Start of Given data
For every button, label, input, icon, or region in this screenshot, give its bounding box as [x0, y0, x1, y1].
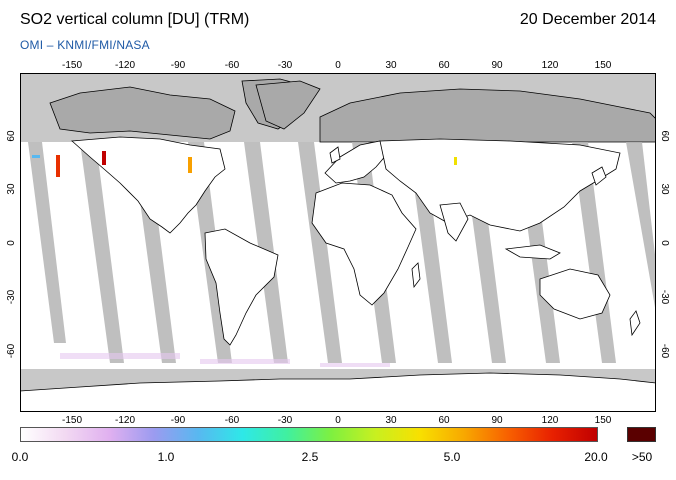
lon-tick-bottom: -120: [114, 415, 136, 426]
antarctica: [20, 372, 656, 412]
colorbar-overflow-swatch: [627, 427, 656, 442]
lon-tick-bottom: -150: [61, 415, 83, 426]
lon-tick-top: 120: [541, 60, 559, 71]
lon-tick-bottom: 0: [335, 415, 341, 426]
madagascar: [411, 262, 421, 289]
lon-tick-top: 0: [335, 60, 341, 71]
colorbar-label: 20.0: [584, 450, 608, 464]
colorbar-label: 5.0: [443, 450, 461, 464]
indonesia: [504, 244, 561, 260]
south-america: [204, 228, 279, 346]
lon-tick-top: 90: [491, 60, 503, 71]
colorbar-overflow-label: >50: [631, 450, 653, 464]
lat-tick-left: -60: [6, 343, 17, 359]
colorbar: [20, 427, 598, 442]
lon-tick-bottom: -90: [170, 415, 186, 426]
asia: [379, 138, 621, 232]
lon-tick-top: -150: [61, 60, 83, 71]
lon-tick-top: 150: [594, 60, 612, 71]
data-credit: OMI – KNMI/FMI/NASA: [20, 38, 150, 52]
so2-world-map: [20, 73, 656, 412]
africa: [311, 182, 417, 306]
india: [439, 202, 469, 242]
australia: [539, 268, 611, 320]
lon-tick-bottom: 120: [541, 415, 559, 426]
so2-hotspots: [32, 151, 457, 177]
lon-tick-top: 60: [438, 60, 450, 71]
japan: [591, 166, 607, 186]
lon-tick-top: 30: [385, 60, 397, 71]
lat-tick-right: 30: [659, 183, 670, 195]
map-title: SO2 vertical column [DU] (TRM): [20, 11, 250, 28]
lat-tick-left: 30: [6, 183, 17, 195]
lat-tick-left: 60: [6, 130, 17, 142]
british-isles: [329, 146, 341, 164]
map-border: [20, 73, 656, 412]
lat-tick-left: 0: [6, 240, 17, 246]
low-so2-noise: [60, 353, 390, 367]
lon-tick-top: -90: [170, 60, 186, 71]
lon-tick-top: -60: [224, 60, 240, 71]
lat-tick-right: -30: [659, 289, 670, 305]
lon-tick-bottom: 150: [594, 415, 612, 426]
colorbar-label: 0.0: [11, 450, 29, 464]
lon-tick-bottom: -30: [277, 415, 293, 426]
lon-tick-top: -120: [114, 60, 136, 71]
lon-tick-bottom: -60: [224, 415, 240, 426]
europe: [324, 140, 389, 184]
greenland: [255, 80, 321, 130]
north-america: [71, 136, 226, 234]
lat-tick-right: 0: [659, 240, 670, 246]
lat-tick-left: -30: [6, 289, 17, 305]
lon-tick-top: -30: [277, 60, 293, 71]
colorbar-label: 2.5: [301, 450, 319, 464]
lon-tick-bottom: 90: [491, 415, 503, 426]
new-zealand: [629, 310, 641, 337]
colorbar-label: 1.0: [157, 450, 175, 464]
lon-tick-bottom: 60: [438, 415, 450, 426]
lon-tick-bottom: 30: [385, 415, 397, 426]
map-date: 20 December 2014: [519, 11, 656, 28]
lat-tick-right: -60: [659, 343, 670, 359]
lat-tick-right: 60: [659, 130, 670, 142]
continents: [71, 80, 641, 346]
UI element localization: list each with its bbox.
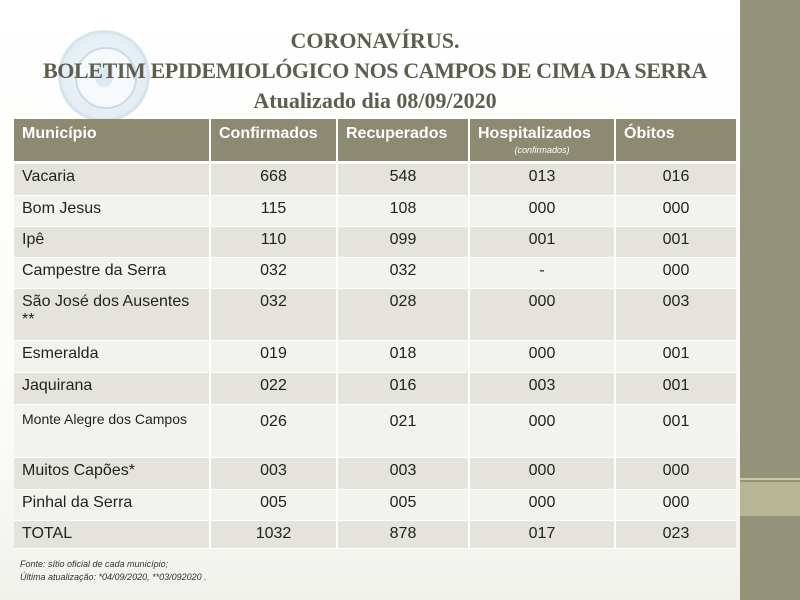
table-row: Jaquirana 022 016 003 001 [14,373,736,405]
cell-hospitalizados: 013 [470,164,616,196]
cell-confirmados: 1032 [211,521,338,549]
side-bar-accent [740,482,800,516]
cell-hospitalizados: 017 [470,521,616,549]
municipal-seal-icon [58,30,150,122]
cell-confirmados: 032 [211,289,338,341]
decorative-side-bar [740,0,800,600]
cell-hospitalizados: 000 [470,490,616,521]
cell-confirmados: 110 [211,227,338,258]
cell-confirmados: 115 [211,196,338,227]
cell-hospitalizados: 001 [470,227,616,258]
cell-obitos: 001 [616,373,736,405]
cell-confirmados: 032 [211,258,338,289]
cell-recuperados: 005 [338,490,470,521]
cell-municipio: Jaquirana [14,373,211,405]
cell-recuperados: 878 [338,521,470,549]
title-line-2: BOLETIM EPIDEMIOLÓGICO NOS CAMPOS DE CIM… [43,58,707,83]
cell-confirmados: 019 [211,341,338,373]
cell-recuperados: 016 [338,373,470,405]
side-bar-accent-line [740,478,800,480]
cell-municipio: Vacaria [14,164,211,196]
cell-recuperados: 099 [338,227,470,258]
table-row: São José dos Ausentes ** 032 028 000 003 [14,289,736,341]
table-row: Muitos Capões* 003 003 000 000 [14,458,736,490]
cell-hospitalizados: 003 [470,373,616,405]
table-row: Vacaria 668 548 013 016 [14,164,736,196]
cell-municipio: Esmeralda [14,341,211,373]
cell-obitos: 016 [616,164,736,196]
footnotes: Fonte: sítio oficial de cada município; … [20,558,207,584]
epidemiological-table: Município Confirmados Recuperados Hospit… [14,119,736,549]
header-municipio: Município [14,119,211,164]
cell-municipio: São José dos Ausentes ** [14,289,211,341]
table-row: Pinhal da Serra 005 005 000 000 [14,490,736,521]
cell-hospitalizados: 000 [470,405,616,458]
footnote-source: Fonte: sítio oficial de cada município; [20,559,169,569]
cell-recuperados: 108 [338,196,470,227]
table-row: Campestre da Serra 032 032 - 000 [14,258,736,289]
cell-obitos: 000 [616,490,736,521]
cell-recuperados: 021 [338,405,470,458]
table-row: Bom Jesus 115 108 000 000 [14,196,736,227]
title-line-1: CORONAVÍRUS. [290,28,460,53]
cell-obitos: 003 [616,289,736,341]
table-header-row: Município Confirmados Recuperados Hospit… [14,119,736,164]
cell-obitos: 001 [616,227,736,258]
cell-recuperados: 028 [338,289,470,341]
table-row-total: TOTAL 1032 878 017 023 [14,521,736,549]
cell-confirmados: 003 [211,458,338,490]
header-confirmados: Confirmados [211,119,338,164]
cell-municipio: TOTAL [14,521,211,549]
cell-recuperados: 032 [338,258,470,289]
cell-municipio: Bom Jesus [14,196,211,227]
cell-municipio: Muitos Capões* [14,458,211,490]
cell-confirmados: 026 [211,405,338,458]
cell-municipio: Campestre da Serra [14,258,211,289]
cell-municipio: Ipê [14,227,211,258]
cell-recuperados: 003 [338,458,470,490]
title-line-3: Atualizado dia 08/09/2020 [253,88,497,113]
cell-obitos: 001 [616,341,736,373]
header-hospitalizados: Hospitalizados (confirmados) [470,119,616,164]
header-hospitalizados-label: Hospitalizados [478,125,591,142]
cell-recuperados: 018 [338,341,470,373]
slide-title: CORONAVÍRUS. BOLETIM EPIDEMIOLÓGICO NOS … [10,26,740,116]
cell-municipio: Monte Alegre dos Campos [14,405,211,458]
cell-hospitalizados: 000 [470,289,616,341]
cell-confirmados: 668 [211,164,338,196]
cell-hospitalizados: 000 [470,196,616,227]
cell-obitos: 000 [616,258,736,289]
table-row: Esmeralda 019 018 000 001 [14,341,736,373]
table-row: Ipê 110 099 001 001 [14,227,736,258]
cell-obitos: 023 [616,521,736,549]
cell-obitos: 001 [616,405,736,458]
cell-obitos: 000 [616,458,736,490]
cell-municipio: Pinhal da Serra [14,490,211,521]
cell-hospitalizados: 000 [470,458,616,490]
cell-hospitalizados: - [470,258,616,289]
header-hospitalizados-sub: (confirmados) [514,145,570,155]
cell-confirmados: 022 [211,373,338,405]
cell-obitos: 000 [616,196,736,227]
header-recuperados: Recuperados [338,119,470,164]
header-obitos: Óbitos [616,119,736,164]
cell-recuperados: 548 [338,164,470,196]
cell-confirmados: 005 [211,490,338,521]
footnote-update: Última atualização: *04/09/2020, **03/09… [20,572,207,582]
table-row: Monte Alegre dos Campos 026 021 000 001 [14,405,736,458]
cell-hospitalizados: 000 [470,341,616,373]
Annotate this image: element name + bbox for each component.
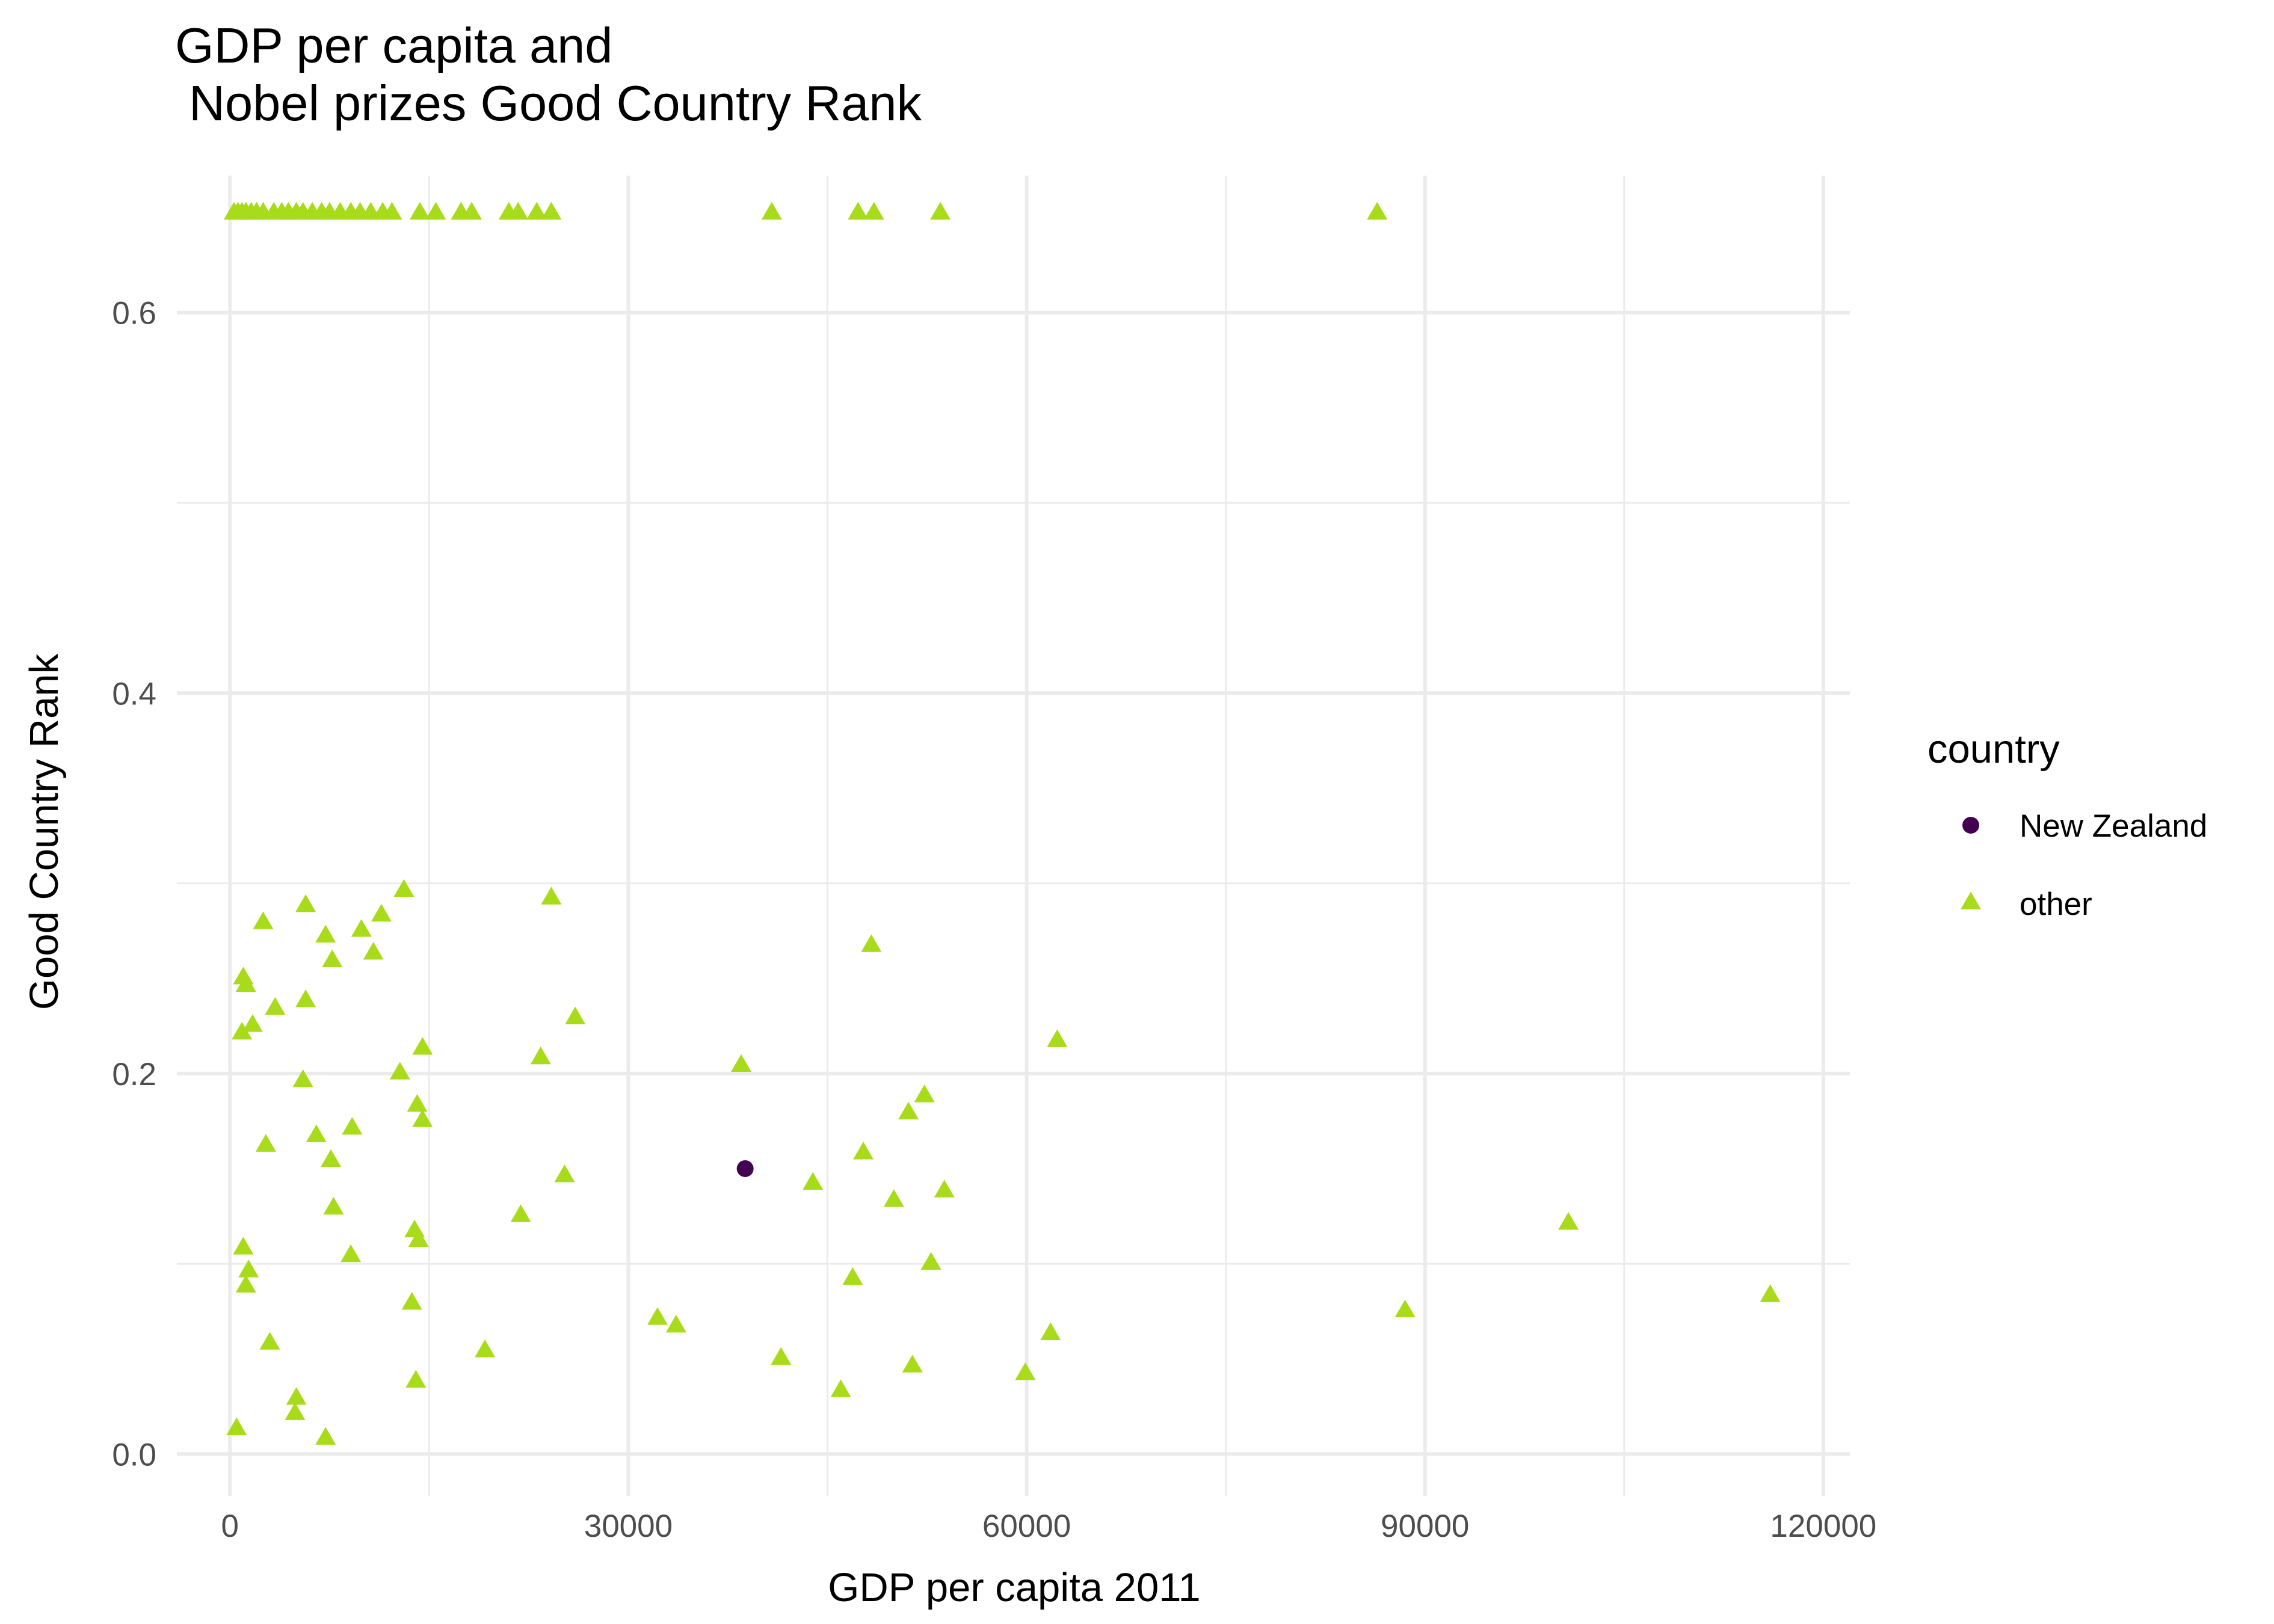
End of Given data
What is asked:
Arrange the material, from the line containing "lon-tick-bottom: -120: [114, 415, 136, 426]" through the line containing "lon-tick-bottom: 120: [541, 415, 559, 426]", as a Markdown table with the columns Row and Line. Put the row number under Row and each line under Line, skipping blank lines.

Response for this exercise:
| Row | Line |
|---|---|
| 1 | lon-tick-bottom: -120: [114, 415, 136, 426] |
| 2 | antarctica: [20, 372, 656, 412] |
| 3 | colorbar-overflow-swatch: [627, 427, 656, 442] |
| 4 | lon-tick-bottom: -150: [61, 415, 83, 426] |
| 5 | lon-tick-top: 120: [541, 60, 559, 71] |
| 6 | lon-tick-bottom: 0: [335, 415, 341, 426] |
| 7 | madagascar: [411, 262, 421, 289] |
| 8 | lon-tick-top: 0: [335, 60, 341, 71] |
| 9 | colorbar-label: 20.0: [584, 450, 608, 464] |
| 10 | colorbar-label: 5.0: [443, 450, 461, 464] |
| 11 | indonesia: [504, 244, 561, 260] |
| 12 | south-america: [204, 228, 279, 346] |
| 13 | lon-tick-top: 90: [491, 60, 503, 71] |
| 14 | colorbar-overflow-label: >50: [631, 450, 653, 464] |
| 15 | lat-tick-left: -60: [6, 343, 17, 359] |
| 16 | colorbar: [20, 427, 598, 442] |
| 17 | lon-tick-bottom: -90: [170, 415, 186, 426] |
| 18 | asia: [379, 138, 621, 232] |
| 19 | lon-tick-top: -150: [61, 60, 83, 71] |
| 20 | lon-tick-top: 150: [594, 60, 612, 71] |
| 21 | data-credit: OMI – KNMI/FMI/NASA: [20, 38, 150, 52] |
| 22 | so2-world-map: [20, 73, 656, 412] |
| 23 | africa: [311, 182, 417, 306] |
| 24 | india: [439, 202, 469, 242] |
| 25 | australia: [539, 268, 611, 320] |
| 26 | lon-tick-bottom: 120: [541, 415, 559, 426] |